### PAGE EXTRACT
-- begin --

Submitted via IRC for Bytram
How did MS-DOS decide that two seconds was the amount of time to keep the floppy disk cache valid?
MS-DOS 2.0 contained a disk read cache, but not a disk write cache. Disk read caches are important because they avoid having to re-read data from the disk. And you can invalidate the read cache when the volume is unmounted.
But wait, you don't unmount floppy drives. You just take them out.
IBM PC floppy disk drives of this era did not have lockable doors. You could open the drive door and yank the floppy disk at any time. The specification had provisions for reporting whether the floppy drive door was open, but IBM didn't implement that part of the specification because it saved them a NAND gate. Hardware vendors will do anything to save a penny.
[...] Mark Zbikowski led the MS-DOS 2.0 project, and he sat down with a stopwatch while Aaron Reynolds and Chris Peters tried to swap floppy disks on an IBM PC as fast as they could.
They couldn't do it under two seconds.
So the MS-DOS cache validity was set to two seconds. If two disk accesses occurred within two seconds of each other, the second one would assume that the cached values were still good.

-- end --

### SUPPLIED ENTRIES

-- begin --

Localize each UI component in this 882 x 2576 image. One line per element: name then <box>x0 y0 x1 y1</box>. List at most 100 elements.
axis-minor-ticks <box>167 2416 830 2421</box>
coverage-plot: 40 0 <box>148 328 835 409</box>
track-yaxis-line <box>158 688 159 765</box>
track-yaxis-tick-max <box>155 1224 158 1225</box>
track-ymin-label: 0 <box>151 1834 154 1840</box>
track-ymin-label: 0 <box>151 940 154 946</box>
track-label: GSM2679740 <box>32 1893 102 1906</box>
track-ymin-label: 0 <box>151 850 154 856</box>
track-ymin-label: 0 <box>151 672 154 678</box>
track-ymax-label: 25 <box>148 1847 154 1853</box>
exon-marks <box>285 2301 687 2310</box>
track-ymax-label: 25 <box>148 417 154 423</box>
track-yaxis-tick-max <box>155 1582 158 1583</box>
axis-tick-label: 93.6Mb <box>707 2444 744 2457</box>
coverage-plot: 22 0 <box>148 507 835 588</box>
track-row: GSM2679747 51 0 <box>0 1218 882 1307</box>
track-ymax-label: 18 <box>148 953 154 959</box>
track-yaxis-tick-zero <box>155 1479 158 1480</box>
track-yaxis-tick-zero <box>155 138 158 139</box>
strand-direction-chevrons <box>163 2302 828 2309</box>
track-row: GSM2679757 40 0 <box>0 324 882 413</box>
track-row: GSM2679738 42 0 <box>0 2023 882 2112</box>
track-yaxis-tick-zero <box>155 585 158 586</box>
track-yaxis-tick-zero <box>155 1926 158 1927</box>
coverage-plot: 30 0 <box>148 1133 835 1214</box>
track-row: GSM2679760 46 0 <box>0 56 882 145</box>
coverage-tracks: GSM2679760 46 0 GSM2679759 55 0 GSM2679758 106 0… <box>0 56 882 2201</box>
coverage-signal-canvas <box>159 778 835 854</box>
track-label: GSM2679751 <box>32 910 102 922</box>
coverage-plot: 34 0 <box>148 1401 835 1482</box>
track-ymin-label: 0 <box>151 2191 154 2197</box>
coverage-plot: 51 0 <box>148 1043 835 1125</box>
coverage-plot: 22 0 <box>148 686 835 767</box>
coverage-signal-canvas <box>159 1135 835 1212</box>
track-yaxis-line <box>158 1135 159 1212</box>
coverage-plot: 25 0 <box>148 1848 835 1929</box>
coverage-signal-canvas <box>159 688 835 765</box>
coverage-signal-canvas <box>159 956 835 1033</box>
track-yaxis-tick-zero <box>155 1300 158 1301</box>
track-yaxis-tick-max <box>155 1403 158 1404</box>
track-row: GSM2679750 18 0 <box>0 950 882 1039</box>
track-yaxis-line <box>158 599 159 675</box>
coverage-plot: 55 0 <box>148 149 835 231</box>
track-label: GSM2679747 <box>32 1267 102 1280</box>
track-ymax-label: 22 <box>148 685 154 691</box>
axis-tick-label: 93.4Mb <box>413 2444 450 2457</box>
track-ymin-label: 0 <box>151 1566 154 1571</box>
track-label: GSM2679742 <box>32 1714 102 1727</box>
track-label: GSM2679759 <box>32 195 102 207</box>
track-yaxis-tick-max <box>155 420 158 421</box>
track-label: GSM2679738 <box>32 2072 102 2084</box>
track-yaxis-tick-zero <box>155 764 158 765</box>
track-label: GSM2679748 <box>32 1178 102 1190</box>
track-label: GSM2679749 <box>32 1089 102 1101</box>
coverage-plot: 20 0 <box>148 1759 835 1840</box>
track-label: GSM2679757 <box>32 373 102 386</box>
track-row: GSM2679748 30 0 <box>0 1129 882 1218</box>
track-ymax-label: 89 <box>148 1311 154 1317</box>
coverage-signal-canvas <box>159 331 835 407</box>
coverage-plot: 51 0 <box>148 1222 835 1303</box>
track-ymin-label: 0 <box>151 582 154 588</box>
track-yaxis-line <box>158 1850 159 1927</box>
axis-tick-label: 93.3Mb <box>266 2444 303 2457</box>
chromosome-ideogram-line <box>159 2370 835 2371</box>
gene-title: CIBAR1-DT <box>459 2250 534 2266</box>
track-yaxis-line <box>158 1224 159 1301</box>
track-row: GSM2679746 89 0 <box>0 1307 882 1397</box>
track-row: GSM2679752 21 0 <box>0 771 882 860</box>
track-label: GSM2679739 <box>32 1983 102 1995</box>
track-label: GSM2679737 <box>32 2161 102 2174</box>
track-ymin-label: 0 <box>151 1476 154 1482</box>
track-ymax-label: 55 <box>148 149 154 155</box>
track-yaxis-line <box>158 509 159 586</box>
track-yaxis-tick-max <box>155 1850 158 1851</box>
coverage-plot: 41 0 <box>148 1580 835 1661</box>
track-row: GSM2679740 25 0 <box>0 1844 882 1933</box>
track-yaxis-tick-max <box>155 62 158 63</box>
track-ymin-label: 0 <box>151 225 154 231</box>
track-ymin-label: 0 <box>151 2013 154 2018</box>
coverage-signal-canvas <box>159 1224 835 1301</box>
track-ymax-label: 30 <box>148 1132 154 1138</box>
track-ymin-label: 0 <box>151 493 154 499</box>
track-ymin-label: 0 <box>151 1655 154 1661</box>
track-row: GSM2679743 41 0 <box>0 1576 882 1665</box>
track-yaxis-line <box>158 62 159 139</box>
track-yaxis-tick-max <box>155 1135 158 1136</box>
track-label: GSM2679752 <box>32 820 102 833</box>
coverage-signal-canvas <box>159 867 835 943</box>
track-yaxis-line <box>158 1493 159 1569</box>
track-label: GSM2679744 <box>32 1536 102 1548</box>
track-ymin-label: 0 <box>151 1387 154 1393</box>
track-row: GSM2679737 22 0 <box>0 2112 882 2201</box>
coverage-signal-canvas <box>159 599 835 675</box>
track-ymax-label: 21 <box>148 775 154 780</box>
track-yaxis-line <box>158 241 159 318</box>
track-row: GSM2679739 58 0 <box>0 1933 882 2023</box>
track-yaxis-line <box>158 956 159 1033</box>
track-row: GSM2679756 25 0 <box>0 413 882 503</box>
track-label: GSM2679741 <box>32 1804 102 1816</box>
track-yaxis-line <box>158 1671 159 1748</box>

-- end --

### WHAT TO WORK ON
a. Locate every line of the records that contains the string "canvas", matching case exactly, and copy each of those lines.
b. Resume the MS-DOS cache passage, picking up after its final sentence.
The records are unrelated to the MS-DOS cache passage.

### THE RESULTS
a.
coverage-signal-canvas <box>159 778 835 854</box>
coverage-signal-canvas <box>159 1135 835 1212</box>
coverage-signal-canvas <box>159 688 835 765</box>
coverage-signal-canvas <box>159 956 835 1033</box>
coverage-signal-canvas <box>159 331 835 407</box>
coverage-signal-canvas <box>159 1224 835 1301</box>
coverage-signal-canvas <box>159 867 835 943</box>
coverage-signal-canvas <box>159 599 835 675</box>

b.
I don't know if the modern two-second cache flush policy is a direct descendant of this original office competition, but I like to think there's some connection.
(Score: 2) by FatPhil on Wednesday September 25 2019, @03:38PM
To save costs, it could arguable that it might not be latched in the drive itself. So the article might be telling the truth about the lack of information flow about disk change to the OS, but for the wrong reason. Or it might still making a bit of a whiff - what do you make of INT13h AH=16h http://www.p-dd.com/chapter8-page36.html - that can't be done without both detecting and latching? Function 16h is one of DOS's low level disk I/O BIOS interrupt, that must have been there all the way back in the days of DOS 2.0.
So the article is saying they didn't implement part of their own BIOS?
It's still whiffing.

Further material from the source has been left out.